[TASK] Which lines hold the word "plain"? Copy each of them.

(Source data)
___

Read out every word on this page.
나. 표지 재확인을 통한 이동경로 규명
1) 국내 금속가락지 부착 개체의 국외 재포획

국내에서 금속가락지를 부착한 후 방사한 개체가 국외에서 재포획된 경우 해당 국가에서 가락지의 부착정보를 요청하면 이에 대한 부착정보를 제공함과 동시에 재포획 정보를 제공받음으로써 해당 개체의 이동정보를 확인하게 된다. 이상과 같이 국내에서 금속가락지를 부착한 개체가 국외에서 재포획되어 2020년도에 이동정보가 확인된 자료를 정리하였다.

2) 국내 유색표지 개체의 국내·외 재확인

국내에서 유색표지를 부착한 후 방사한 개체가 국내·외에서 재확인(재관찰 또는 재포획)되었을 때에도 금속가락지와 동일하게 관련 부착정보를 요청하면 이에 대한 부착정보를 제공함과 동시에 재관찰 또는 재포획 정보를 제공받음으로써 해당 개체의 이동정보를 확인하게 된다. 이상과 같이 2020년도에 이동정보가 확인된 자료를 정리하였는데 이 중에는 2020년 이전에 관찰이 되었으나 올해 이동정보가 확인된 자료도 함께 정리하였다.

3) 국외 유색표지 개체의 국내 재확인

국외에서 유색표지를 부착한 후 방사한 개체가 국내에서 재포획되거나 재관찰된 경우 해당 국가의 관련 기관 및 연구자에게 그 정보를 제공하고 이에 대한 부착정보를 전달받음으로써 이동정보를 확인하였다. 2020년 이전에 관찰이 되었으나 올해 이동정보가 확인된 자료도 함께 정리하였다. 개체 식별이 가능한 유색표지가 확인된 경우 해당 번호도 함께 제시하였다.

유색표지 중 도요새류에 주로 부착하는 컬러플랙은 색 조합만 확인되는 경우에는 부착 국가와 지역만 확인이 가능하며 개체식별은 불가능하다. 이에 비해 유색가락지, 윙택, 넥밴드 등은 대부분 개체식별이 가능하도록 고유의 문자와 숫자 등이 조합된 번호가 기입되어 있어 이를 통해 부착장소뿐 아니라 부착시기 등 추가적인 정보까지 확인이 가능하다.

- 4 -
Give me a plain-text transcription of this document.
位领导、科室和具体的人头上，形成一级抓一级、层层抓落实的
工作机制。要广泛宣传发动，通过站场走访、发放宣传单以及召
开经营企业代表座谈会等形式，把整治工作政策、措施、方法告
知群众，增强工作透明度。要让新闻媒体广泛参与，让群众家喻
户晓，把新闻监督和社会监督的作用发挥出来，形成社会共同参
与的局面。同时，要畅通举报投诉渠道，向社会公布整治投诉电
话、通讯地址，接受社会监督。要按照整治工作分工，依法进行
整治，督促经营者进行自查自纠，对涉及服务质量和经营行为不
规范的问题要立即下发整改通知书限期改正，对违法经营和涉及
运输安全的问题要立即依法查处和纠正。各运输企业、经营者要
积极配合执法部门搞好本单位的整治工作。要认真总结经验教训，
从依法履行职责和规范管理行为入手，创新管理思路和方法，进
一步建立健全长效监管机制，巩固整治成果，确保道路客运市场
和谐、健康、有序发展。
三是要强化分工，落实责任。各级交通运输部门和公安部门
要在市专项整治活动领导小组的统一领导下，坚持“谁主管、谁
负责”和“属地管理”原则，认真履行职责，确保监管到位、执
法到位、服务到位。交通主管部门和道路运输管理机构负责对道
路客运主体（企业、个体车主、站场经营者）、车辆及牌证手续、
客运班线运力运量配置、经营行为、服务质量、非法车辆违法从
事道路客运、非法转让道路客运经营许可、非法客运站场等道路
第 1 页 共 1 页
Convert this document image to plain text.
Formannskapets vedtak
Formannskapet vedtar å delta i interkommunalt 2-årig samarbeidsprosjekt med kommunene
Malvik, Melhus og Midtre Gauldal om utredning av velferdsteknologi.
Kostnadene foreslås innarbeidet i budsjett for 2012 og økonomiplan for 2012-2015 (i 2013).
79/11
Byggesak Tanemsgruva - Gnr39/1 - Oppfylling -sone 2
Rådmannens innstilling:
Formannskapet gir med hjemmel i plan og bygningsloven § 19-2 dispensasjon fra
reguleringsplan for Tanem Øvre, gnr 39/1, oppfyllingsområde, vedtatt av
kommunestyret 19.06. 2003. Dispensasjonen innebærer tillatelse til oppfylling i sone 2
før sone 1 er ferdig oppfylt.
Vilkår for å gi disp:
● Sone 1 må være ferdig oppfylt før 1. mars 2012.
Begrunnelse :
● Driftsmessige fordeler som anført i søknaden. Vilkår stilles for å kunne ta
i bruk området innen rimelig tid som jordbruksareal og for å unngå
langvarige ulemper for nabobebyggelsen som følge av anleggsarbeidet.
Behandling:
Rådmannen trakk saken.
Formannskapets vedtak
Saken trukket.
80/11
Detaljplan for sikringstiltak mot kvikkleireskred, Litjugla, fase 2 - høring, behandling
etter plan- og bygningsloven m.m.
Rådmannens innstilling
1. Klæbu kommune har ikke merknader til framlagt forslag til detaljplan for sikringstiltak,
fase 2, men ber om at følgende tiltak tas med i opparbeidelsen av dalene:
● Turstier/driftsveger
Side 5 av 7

___

[RESULT FOR THIS TASK]
Give me a plain-text transcription of this document.
Convert this document image to plain text.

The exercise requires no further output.